◆ **Aim of the task**: Pick out each line with the word "text" from the material that follows.

◆ **Given records**:
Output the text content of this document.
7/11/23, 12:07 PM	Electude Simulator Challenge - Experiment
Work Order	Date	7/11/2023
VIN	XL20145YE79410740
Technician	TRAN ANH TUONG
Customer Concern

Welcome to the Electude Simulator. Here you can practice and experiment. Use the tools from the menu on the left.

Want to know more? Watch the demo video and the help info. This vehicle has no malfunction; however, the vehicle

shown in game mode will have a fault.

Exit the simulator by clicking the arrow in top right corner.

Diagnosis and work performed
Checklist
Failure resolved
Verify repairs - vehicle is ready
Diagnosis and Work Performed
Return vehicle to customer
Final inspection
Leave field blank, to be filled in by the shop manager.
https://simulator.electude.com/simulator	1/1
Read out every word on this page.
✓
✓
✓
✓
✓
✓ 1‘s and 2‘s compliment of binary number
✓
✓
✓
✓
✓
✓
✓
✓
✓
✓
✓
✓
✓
--
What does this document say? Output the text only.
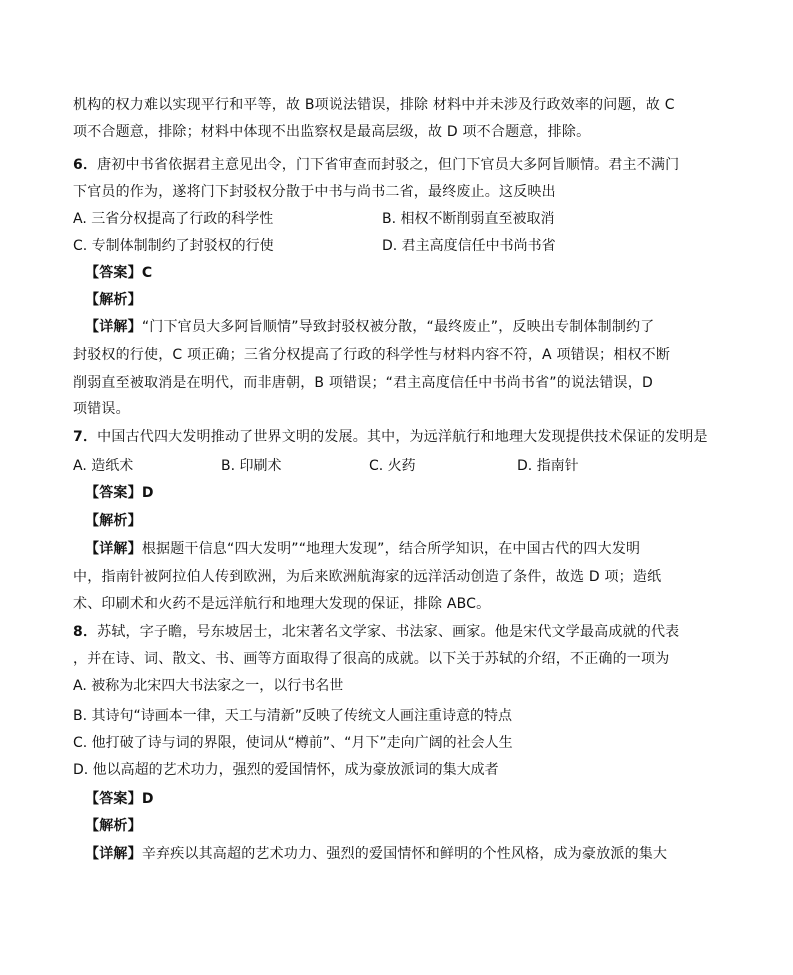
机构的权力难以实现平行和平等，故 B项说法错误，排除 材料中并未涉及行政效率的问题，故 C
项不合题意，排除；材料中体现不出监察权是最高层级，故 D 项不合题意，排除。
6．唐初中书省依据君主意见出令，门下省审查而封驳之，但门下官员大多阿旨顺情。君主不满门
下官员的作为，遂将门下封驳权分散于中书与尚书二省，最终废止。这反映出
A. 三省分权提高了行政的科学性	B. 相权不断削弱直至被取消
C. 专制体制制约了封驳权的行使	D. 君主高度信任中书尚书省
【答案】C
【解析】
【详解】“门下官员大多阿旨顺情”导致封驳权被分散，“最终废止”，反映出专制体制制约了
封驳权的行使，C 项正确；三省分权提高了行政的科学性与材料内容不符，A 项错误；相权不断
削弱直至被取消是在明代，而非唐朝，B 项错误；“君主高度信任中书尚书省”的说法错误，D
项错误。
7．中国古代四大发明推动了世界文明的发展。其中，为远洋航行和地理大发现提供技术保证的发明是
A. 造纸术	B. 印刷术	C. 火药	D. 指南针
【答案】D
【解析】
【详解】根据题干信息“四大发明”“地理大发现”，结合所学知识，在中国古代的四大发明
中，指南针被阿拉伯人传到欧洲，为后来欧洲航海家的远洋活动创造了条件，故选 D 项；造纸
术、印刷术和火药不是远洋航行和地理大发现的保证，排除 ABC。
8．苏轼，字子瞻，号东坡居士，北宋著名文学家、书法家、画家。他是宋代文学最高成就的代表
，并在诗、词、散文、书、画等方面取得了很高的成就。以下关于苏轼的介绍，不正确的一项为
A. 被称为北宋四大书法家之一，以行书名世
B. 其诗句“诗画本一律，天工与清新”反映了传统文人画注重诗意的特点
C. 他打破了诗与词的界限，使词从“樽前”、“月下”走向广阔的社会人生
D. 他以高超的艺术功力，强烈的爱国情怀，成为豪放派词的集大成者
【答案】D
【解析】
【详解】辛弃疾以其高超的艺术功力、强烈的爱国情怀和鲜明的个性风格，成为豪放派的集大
---
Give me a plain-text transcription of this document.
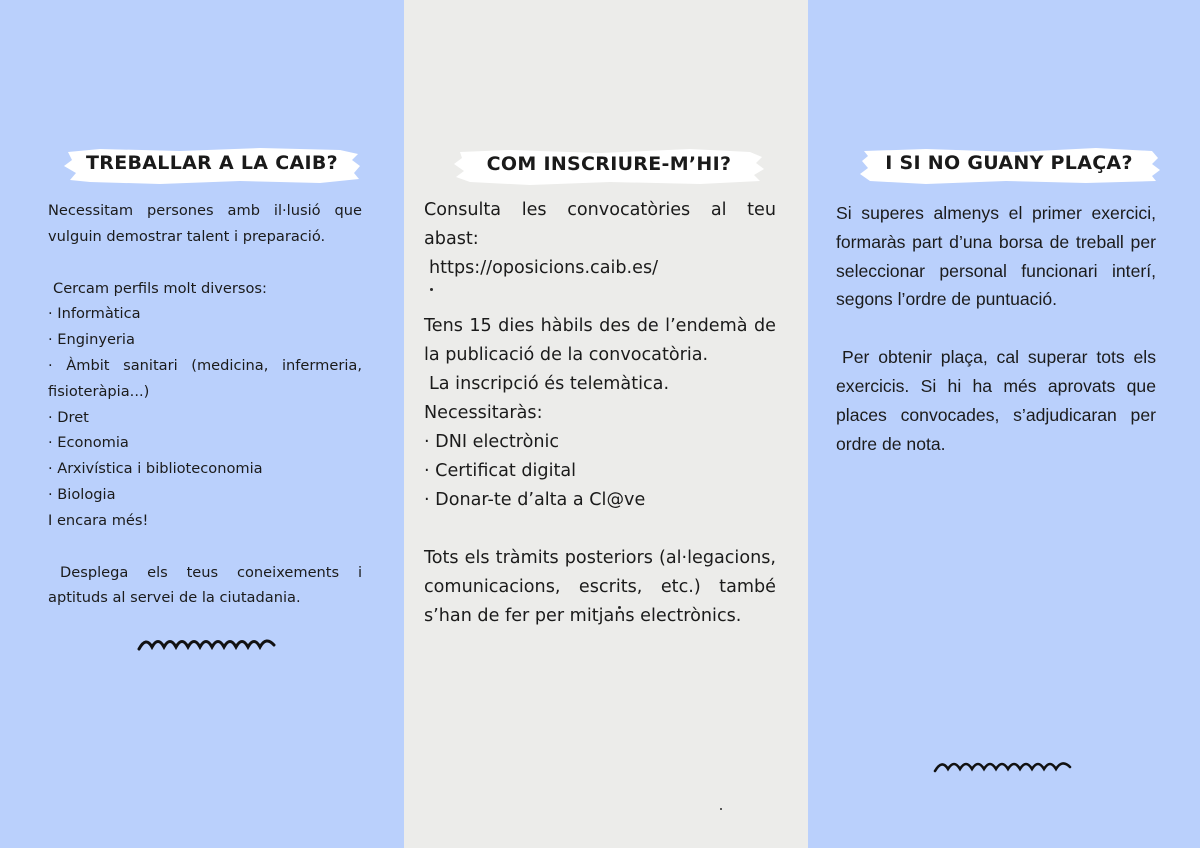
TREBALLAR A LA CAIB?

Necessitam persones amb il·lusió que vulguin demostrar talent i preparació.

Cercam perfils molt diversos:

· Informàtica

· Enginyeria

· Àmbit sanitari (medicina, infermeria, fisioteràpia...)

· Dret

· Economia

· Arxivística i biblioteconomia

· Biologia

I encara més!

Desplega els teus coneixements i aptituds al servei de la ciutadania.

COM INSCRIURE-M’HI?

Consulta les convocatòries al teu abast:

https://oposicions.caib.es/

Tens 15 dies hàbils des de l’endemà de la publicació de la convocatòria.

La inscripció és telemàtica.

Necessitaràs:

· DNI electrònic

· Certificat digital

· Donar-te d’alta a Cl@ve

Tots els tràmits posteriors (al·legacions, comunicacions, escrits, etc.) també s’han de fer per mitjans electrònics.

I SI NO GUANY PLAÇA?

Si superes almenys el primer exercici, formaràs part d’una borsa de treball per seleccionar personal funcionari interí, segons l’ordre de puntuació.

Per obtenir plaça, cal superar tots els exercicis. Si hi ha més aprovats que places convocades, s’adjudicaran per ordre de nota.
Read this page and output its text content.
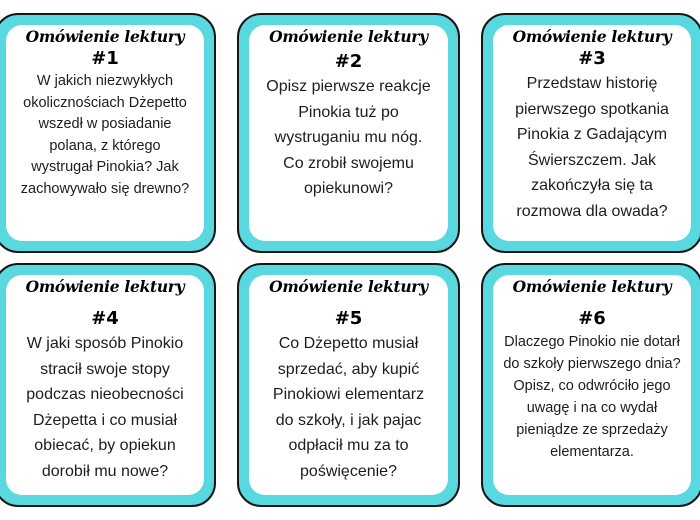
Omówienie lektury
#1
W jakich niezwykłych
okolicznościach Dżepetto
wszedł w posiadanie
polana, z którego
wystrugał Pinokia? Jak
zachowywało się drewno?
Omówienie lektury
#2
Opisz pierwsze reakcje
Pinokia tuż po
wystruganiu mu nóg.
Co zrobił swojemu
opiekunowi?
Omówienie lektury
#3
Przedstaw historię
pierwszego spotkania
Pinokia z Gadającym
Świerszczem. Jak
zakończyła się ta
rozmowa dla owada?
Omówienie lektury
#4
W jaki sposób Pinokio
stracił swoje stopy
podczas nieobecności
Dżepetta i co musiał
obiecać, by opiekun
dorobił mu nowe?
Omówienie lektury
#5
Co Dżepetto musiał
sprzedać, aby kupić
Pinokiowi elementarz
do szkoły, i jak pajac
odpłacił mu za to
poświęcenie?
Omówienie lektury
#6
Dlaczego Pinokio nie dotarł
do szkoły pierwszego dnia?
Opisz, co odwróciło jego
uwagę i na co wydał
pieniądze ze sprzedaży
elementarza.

◆ **Exercise output**:
Output the text content of this document.
What does this document say? Output the text only.
Give me a plain-text transcription of this document.
Read this page and output its text content.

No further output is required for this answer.